Written task A:
Copy the entries verbatim, from the start of the entries through the line containing "The transistor 32 is at (931, 534).", both ends included. Leave the pictures out.

Three Types of Citizenship
In his book, The Good Citizen, sociologist Michael Schudson describes the evolution of three distinct types of citizenship over the past three centuries: 


- When the nation was founded, being a citizen meant little
more than for property-owning white males to delegate authority to a
local gentleman – and accept his complimentary glass of rum on election
day. This “politics of assent” gave way early in the nineteenth century
to a “politics of parties.” Parties conducted elaborate campaigns of
torchlight processions and monster meetings; voting day was filled with
banter, banners, fighting and drinking…. The third model of
citizenship, ushered in by Progressive reformers, was a “politics of
information.” Campaigning became less emotional and more educational.
Voting was by secret ballot. 

We are heirs to the “politics of information,” a model of
citizenship that presumes, like economics, that we are rational actors
who, if armed with sufficient quantities of high-quality information,
will make educated decisions and optimize civic outcomes. But as Walter
Lippmann noted and Schudson echoes, “if democracy requires
omnicompetence and omniscience from its citizens, it is a lost cause.”
Life is too busy, fast and complex. A new type of citizenship is
needed. Schudson offers a fairly weak prescription – the “monitorial
citizen,” a watchdog who vigilantly monitors the behavior of power.

Data extract:
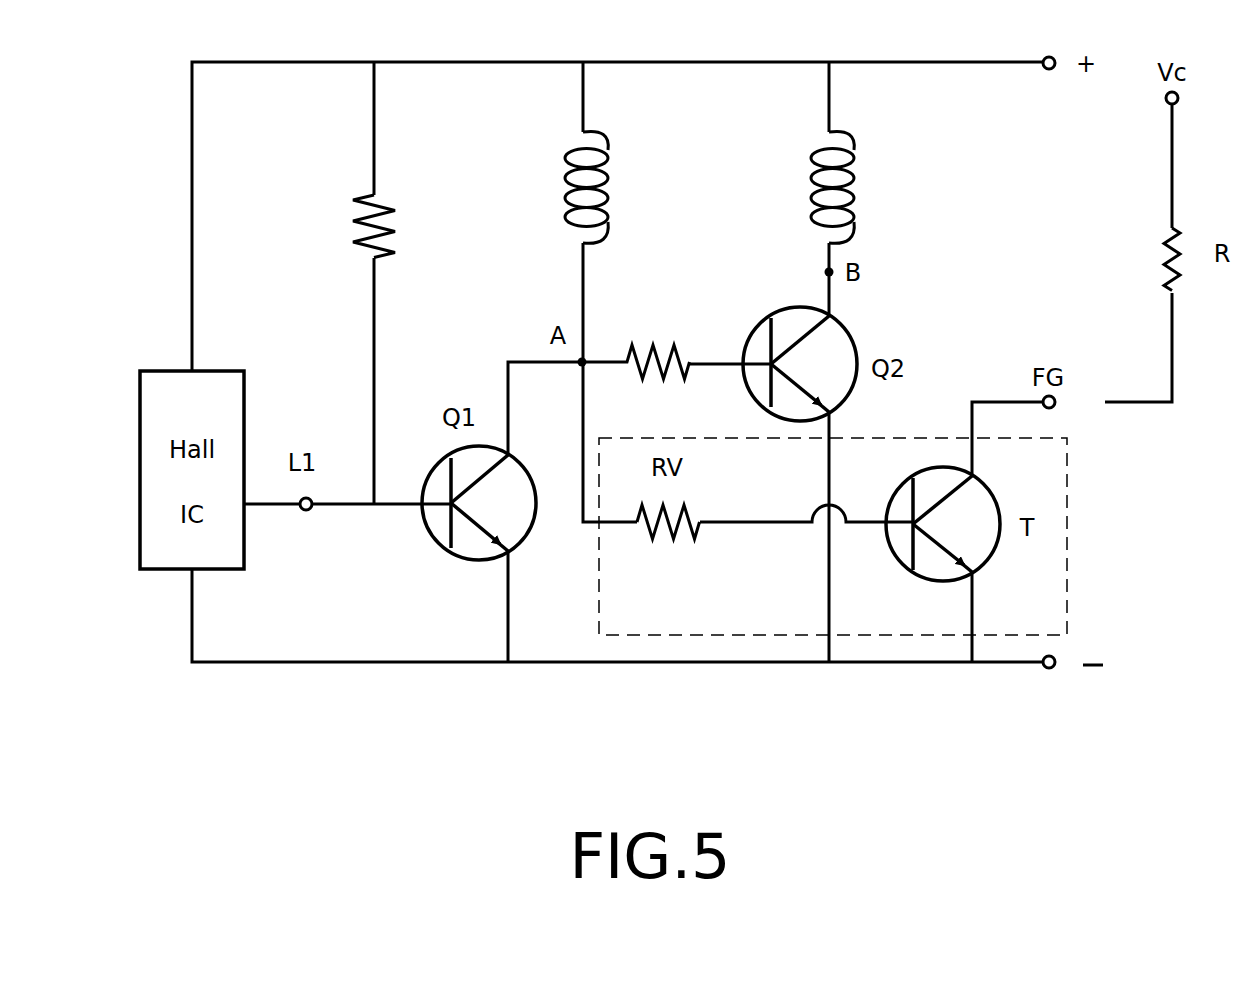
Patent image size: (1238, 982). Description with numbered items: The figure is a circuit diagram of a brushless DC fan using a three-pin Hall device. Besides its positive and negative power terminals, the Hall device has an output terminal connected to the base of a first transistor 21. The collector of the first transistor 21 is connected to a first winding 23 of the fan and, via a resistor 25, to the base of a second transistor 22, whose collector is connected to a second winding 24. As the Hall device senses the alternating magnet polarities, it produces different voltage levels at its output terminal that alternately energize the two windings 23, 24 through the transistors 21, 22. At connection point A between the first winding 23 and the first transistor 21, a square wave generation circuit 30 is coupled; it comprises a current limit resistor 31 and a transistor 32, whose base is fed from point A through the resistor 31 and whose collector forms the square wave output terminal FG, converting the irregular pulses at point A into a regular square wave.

The first transistor 21 is at (471, 520).
The second transistor 22 is at (793, 322).
The first winding 23 is at (611, 152).
The second winding 24 is at (853, 167).
The resistor 25 is at (636, 342).
The square wave generation circuit 30 is at (792, 612).
The current limit resistor 31 is at (668, 541).
The transistor 32 is at (931, 534).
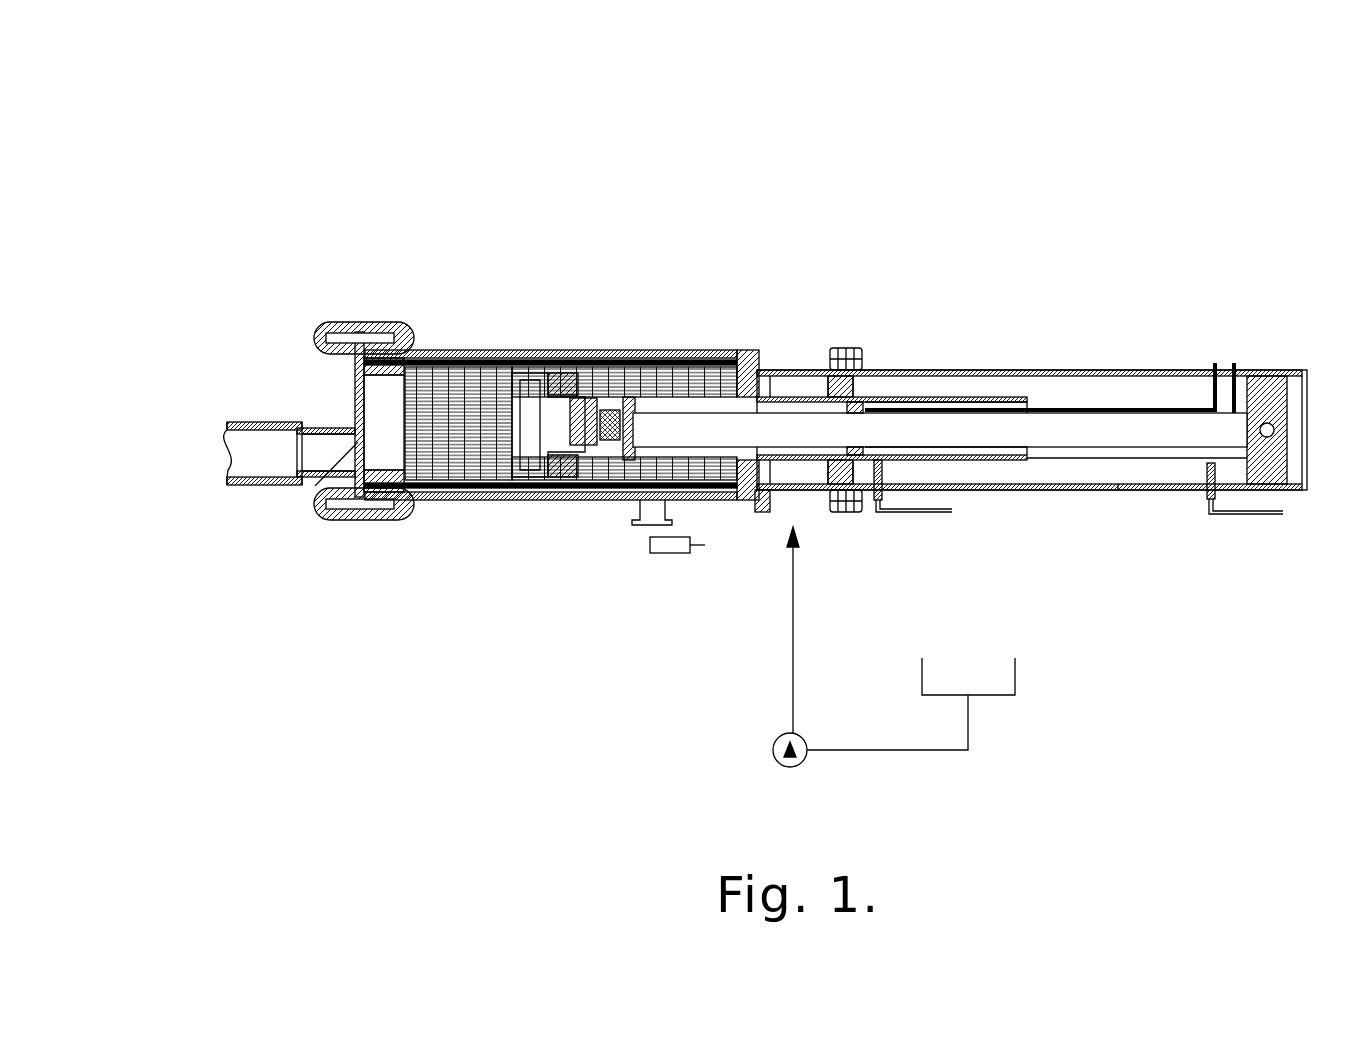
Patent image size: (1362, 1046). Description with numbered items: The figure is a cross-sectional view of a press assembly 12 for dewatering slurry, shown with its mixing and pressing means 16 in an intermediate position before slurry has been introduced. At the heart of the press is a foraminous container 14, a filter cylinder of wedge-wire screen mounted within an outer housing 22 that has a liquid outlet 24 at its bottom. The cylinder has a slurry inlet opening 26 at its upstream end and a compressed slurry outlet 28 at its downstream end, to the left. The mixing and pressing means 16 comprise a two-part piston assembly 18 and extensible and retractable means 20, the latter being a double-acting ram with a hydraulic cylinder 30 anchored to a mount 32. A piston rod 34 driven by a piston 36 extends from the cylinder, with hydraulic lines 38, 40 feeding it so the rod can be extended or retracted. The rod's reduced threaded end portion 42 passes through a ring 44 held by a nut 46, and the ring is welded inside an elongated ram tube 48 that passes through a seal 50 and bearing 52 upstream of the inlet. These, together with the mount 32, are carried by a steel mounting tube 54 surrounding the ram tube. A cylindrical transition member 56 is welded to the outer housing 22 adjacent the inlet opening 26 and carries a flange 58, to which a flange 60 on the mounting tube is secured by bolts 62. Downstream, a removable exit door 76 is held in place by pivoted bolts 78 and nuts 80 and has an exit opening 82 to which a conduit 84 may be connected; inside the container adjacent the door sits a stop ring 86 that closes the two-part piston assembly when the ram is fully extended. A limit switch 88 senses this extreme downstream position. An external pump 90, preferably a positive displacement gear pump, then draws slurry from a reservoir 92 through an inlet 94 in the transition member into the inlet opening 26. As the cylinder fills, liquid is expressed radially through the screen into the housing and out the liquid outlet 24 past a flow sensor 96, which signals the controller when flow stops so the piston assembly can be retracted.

The press assembly 12 is at (256, 238).
The foraminous container 14 is at (478, 450).
The mixing and pressing means 16 is at (1130, 360).
The two-part piston assembly 18 is at (538, 468).
The extensible and retractable means 20 is at (1068, 458).
The outer housing 22 is at (475, 350).
The liquid outlet 24 is at (632, 510).
The slurry inlet opening 26 is at (745, 385).
The compressed slurry outlet 28 is at (322, 505).
The hydraulic cylinder 30 is at (1118, 490).
The mount 32 is at (1262, 482).
The piston rod 34 is at (807, 430).
The piston 36 is at (1066, 428).
The hydraulic line 38 is at (1237, 362).
The hydraulic line 40 is at (1217, 362).
The threaded end portion 42 is at (613, 418).
The ring 44 is at (623, 412).
The nut 46 is at (640, 445).
The ram tube 48 is at (1007, 408).
The seal 50 is at (816, 366).
The bearing 52 is at (858, 405).
The mounting tube 54 is at (955, 368).
The transition member 56 is at (796, 368).
The flange 58 is at (840, 350).
The flange 60 is at (862, 352).
The bolts 62 is at (866, 364).
The exit door 76 is at (352, 392).
The pivoted bolts 78 is at (362, 360).
The nuts 80 is at (325, 325).
The exit opening 82 is at (327, 430).
The conduit 84 is at (262, 488).
The stop ring 86 is at (398, 362).
The limit switch 88 is at (928, 512).
The external pump 90 is at (800, 765).
The reservoir 92 is at (1018, 680).
The inlet 94 is at (765, 515).
The flow sensor 96 is at (668, 555).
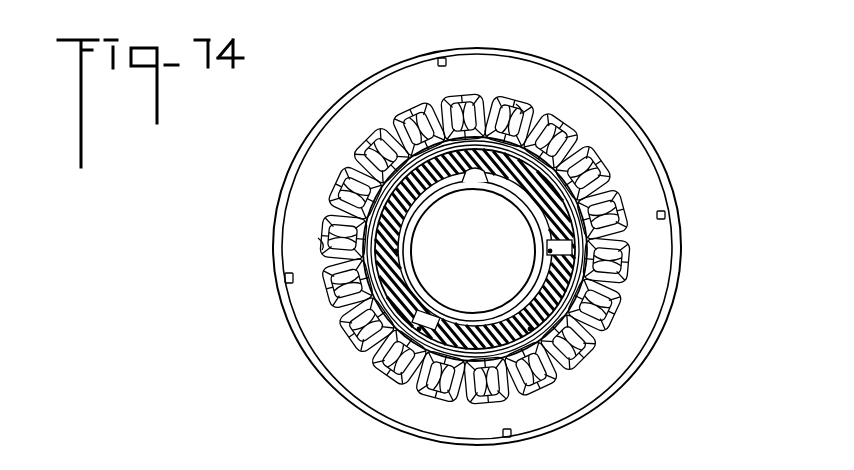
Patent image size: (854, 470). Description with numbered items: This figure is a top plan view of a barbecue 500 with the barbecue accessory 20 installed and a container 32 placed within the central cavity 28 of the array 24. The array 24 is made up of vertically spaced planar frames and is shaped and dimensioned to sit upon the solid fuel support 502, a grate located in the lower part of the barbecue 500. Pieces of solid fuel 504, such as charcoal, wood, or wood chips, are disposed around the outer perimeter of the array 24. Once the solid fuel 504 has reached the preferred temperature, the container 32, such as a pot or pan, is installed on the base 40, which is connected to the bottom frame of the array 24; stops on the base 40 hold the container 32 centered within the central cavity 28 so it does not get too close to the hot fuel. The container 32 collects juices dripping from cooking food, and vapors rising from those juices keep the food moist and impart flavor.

The barbecue accessory 20 is at (523, 234).
The array 24 is at (560, 160).
The central cavity 28 is at (607, 317).
The container 32 is at (453, 267).
The base 40 is at (617, 277).
The barbecue 500 is at (665, 110).
The solid fuel support 502 is at (322, 242).
The solid fuel 504 is at (522, 106).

Written task B:
In the excerpt on types of citizenship, who ushered in the third model of citizenship?

Worked solution A:
Patent image size: (1238, 982). Description with numbered items: The figure is a circuit diagram of a brushless DC fan using a three-pin Hall device. Besides its positive and negative power terminals, the Hall device has an output terminal connected to the base of a first transistor 21. The collector of the first transistor 21 is connected to a first winding 23 of the fan and, via a resistor 25, to the base of a second transistor 22, whose collector is connected to a second winding 24. As the Hall device senses the alternating magnet polarities, it produces different voltage levels at its output terminal that alternately energize the two windings 23, 24 through the transistors 21, 22. At connection point A between the first winding 23 and the first transistor 21, a square wave generation circuit 30 is coupled; it comprises a current limit resistor 31 and a transistor 32, whose base is fed from point A through the resistor 31 and whose collector forms the square wave output terminal FG, converting the irregular pulses at point A into a regular square wave.

The first transistor 21 is at (471, 520).
The second transistor 22 is at (793, 322).
The first winding 23 is at (611, 152).
The second winding 24 is at (853, 167).
The resistor 25 is at (636, 342).
The square wave generation circuit 30 is at (792, 612).
The current limit resistor 31 is at (668, 541).
The transistor 32 is at (931, 534).

Worked solution B:
Progressive reformers